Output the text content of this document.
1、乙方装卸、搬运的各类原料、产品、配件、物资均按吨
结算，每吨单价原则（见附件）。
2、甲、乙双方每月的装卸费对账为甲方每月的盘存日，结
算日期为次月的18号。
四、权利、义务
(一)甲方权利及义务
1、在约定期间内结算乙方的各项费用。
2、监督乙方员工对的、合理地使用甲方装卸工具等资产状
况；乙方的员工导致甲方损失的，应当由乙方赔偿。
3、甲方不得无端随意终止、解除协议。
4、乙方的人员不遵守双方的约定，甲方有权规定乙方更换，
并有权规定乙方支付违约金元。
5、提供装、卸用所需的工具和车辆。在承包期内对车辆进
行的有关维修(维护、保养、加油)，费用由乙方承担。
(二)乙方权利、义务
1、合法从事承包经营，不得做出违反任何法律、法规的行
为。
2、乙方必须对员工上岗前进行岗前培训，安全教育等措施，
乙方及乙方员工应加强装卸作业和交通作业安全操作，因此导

---

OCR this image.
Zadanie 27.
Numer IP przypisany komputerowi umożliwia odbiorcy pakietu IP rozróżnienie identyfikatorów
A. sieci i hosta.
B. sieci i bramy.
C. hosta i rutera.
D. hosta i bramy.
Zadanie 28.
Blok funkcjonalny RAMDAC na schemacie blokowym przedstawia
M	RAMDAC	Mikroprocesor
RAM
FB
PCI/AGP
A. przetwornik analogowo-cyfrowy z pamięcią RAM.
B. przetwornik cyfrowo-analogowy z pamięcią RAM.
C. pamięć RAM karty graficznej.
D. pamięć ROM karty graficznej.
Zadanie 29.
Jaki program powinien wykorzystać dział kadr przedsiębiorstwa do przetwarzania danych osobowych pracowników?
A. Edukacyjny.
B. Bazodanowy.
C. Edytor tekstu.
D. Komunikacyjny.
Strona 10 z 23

Given task:
Using the records above, copy every line that has the word "karty" in it.

Worked answer:
C. pamięć RAM karty graficznej.
D. pamięć ROM karty graficznej.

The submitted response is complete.